:: Written task ::
Gather every line of the material below that contains the string "layer", matching case exactly.

:: Supplied data ::
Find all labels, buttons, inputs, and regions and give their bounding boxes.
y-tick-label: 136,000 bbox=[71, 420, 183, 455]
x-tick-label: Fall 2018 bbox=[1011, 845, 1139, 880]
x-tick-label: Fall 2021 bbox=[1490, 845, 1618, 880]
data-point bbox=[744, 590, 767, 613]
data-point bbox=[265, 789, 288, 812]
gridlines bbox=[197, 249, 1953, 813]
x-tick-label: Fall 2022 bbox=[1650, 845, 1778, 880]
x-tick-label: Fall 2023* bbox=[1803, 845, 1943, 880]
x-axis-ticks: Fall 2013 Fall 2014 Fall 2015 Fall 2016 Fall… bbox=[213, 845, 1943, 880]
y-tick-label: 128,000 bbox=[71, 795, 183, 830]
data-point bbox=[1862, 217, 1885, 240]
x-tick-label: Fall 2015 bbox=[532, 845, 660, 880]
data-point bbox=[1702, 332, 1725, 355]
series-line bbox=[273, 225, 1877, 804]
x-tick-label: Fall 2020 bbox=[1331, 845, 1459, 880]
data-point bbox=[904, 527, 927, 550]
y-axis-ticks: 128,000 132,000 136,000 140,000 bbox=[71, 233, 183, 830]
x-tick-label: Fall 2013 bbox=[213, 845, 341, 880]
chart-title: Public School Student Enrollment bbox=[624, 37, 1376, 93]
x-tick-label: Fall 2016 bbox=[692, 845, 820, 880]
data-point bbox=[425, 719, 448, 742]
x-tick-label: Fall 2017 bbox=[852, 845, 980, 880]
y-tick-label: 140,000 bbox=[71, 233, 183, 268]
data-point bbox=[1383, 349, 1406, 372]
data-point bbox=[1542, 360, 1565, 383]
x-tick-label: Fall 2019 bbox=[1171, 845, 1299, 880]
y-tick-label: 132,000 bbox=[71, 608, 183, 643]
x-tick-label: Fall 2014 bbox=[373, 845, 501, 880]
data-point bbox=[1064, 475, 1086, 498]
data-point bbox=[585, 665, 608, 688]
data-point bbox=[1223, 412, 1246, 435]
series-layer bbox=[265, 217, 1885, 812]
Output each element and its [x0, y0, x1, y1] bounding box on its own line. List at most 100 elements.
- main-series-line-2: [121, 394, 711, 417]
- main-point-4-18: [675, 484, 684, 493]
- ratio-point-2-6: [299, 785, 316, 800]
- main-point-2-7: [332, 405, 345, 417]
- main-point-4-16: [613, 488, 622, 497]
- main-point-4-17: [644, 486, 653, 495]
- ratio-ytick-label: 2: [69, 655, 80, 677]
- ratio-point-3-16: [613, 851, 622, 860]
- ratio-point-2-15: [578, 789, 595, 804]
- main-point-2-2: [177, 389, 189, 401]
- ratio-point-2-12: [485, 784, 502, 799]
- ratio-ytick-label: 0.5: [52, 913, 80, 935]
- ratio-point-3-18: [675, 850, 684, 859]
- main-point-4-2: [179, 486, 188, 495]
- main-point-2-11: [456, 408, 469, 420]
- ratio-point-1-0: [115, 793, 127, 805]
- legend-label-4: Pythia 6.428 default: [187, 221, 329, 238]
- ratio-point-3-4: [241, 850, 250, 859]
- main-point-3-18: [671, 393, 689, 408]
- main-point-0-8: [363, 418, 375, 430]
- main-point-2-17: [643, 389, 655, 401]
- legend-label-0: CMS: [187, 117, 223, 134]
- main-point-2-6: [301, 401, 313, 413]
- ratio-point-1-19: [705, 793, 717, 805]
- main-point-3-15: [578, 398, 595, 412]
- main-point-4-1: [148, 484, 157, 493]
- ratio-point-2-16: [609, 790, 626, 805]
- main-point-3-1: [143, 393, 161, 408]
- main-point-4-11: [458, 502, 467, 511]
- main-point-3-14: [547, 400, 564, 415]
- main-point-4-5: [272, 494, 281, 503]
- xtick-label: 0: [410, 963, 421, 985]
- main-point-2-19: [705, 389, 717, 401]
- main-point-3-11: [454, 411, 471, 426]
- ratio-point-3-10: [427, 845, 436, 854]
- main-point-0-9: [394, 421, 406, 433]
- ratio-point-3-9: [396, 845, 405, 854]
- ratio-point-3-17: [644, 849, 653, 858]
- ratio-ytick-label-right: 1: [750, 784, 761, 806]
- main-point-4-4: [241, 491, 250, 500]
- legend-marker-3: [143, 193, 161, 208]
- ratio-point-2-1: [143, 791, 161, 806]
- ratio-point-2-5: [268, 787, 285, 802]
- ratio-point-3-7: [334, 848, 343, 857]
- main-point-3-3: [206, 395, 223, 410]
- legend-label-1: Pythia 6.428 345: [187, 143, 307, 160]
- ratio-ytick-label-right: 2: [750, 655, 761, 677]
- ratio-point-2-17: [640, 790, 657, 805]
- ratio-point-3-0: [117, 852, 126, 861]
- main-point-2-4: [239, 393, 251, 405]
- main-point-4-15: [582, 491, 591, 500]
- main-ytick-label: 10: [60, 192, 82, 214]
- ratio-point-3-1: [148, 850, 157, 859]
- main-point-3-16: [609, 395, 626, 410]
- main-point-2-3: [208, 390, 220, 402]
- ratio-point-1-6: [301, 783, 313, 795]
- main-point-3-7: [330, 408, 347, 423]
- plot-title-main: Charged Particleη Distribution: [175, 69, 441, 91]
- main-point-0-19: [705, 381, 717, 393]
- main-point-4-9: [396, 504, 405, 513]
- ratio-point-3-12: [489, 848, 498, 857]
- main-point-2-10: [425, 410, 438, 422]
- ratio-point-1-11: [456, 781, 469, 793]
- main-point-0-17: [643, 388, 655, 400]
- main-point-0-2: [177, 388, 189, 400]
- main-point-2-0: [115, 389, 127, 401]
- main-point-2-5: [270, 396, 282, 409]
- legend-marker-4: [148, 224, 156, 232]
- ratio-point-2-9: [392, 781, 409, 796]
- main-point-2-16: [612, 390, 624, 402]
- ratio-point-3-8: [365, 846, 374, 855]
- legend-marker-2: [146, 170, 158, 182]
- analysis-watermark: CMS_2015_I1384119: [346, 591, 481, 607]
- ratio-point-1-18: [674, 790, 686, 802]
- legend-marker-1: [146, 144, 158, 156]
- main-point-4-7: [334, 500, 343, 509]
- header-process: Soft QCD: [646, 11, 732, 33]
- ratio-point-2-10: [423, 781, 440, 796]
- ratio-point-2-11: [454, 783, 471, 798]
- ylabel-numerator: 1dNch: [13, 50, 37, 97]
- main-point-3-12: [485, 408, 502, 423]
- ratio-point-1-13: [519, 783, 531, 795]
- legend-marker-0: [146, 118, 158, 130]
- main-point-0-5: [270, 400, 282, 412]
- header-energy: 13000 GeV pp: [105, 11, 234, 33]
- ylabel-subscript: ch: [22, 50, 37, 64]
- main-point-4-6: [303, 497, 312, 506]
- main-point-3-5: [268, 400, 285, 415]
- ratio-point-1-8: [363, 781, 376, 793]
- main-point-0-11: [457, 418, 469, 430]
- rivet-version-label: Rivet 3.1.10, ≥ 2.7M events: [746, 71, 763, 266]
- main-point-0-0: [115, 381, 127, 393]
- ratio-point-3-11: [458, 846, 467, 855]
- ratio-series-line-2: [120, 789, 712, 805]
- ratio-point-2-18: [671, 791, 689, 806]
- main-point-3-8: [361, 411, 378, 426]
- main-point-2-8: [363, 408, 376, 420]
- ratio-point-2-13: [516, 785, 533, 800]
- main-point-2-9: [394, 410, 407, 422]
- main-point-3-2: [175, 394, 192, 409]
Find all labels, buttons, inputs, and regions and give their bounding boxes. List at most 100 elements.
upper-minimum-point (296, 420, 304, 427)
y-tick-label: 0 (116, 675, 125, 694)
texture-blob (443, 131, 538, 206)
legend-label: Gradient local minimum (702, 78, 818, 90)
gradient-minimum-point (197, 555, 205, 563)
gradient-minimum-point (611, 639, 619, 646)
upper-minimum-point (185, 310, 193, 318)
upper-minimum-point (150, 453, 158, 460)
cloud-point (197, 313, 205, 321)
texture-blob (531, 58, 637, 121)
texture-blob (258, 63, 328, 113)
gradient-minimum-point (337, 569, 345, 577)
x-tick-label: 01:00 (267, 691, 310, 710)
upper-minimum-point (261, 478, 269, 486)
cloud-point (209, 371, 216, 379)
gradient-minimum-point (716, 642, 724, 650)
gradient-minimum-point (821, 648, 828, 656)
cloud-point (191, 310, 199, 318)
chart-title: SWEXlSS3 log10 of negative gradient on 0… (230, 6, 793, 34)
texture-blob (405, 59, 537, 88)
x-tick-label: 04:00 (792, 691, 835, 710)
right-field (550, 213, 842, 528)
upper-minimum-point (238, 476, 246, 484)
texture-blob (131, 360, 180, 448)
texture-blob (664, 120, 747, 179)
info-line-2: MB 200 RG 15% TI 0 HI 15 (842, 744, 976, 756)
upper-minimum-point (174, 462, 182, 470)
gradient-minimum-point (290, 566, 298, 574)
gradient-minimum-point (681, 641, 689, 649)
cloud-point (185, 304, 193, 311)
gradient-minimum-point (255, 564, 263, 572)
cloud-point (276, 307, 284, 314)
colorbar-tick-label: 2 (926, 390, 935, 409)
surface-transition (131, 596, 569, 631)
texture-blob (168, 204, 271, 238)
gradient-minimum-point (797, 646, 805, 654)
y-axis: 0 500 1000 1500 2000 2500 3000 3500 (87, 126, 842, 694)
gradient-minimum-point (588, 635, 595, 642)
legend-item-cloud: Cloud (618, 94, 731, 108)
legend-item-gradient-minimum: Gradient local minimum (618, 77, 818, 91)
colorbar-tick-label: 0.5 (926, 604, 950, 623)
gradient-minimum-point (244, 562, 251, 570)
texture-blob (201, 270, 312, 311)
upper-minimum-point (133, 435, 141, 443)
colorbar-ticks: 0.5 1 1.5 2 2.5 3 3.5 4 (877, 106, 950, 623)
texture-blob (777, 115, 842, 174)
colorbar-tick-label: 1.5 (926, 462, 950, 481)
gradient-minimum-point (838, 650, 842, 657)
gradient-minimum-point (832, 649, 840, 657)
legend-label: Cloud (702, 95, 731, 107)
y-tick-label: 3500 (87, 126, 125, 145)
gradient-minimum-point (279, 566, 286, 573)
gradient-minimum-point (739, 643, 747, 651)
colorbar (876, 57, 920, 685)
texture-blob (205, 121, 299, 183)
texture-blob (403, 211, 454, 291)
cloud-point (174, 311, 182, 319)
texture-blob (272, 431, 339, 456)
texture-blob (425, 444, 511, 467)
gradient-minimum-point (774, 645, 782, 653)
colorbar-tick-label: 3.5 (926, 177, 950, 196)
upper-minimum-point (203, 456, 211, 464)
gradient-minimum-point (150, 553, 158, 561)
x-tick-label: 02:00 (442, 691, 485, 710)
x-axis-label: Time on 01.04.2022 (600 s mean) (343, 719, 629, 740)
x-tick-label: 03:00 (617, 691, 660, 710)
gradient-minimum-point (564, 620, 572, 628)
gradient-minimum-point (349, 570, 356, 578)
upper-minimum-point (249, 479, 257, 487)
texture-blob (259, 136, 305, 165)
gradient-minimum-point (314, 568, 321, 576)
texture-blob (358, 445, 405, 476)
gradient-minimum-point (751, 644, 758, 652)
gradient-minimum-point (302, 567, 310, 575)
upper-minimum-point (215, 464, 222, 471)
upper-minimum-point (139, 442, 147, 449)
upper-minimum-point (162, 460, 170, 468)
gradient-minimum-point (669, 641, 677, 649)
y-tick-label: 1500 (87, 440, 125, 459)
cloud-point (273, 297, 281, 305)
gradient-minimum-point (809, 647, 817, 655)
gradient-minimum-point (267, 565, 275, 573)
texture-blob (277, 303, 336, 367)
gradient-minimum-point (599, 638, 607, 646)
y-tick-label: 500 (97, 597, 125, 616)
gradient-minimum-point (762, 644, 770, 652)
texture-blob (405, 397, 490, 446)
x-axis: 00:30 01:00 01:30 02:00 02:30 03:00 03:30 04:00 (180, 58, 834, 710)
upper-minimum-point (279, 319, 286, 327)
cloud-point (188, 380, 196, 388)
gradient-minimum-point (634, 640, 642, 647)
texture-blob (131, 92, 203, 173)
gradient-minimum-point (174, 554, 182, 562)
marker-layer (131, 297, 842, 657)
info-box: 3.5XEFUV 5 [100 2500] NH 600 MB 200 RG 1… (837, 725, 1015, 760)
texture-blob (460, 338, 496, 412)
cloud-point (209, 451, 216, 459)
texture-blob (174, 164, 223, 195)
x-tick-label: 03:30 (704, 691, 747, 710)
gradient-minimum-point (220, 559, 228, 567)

:: Answer below ::
series-layer bbox=[265, 217, 1885, 812]
marker-layer (131, 297, 842, 657)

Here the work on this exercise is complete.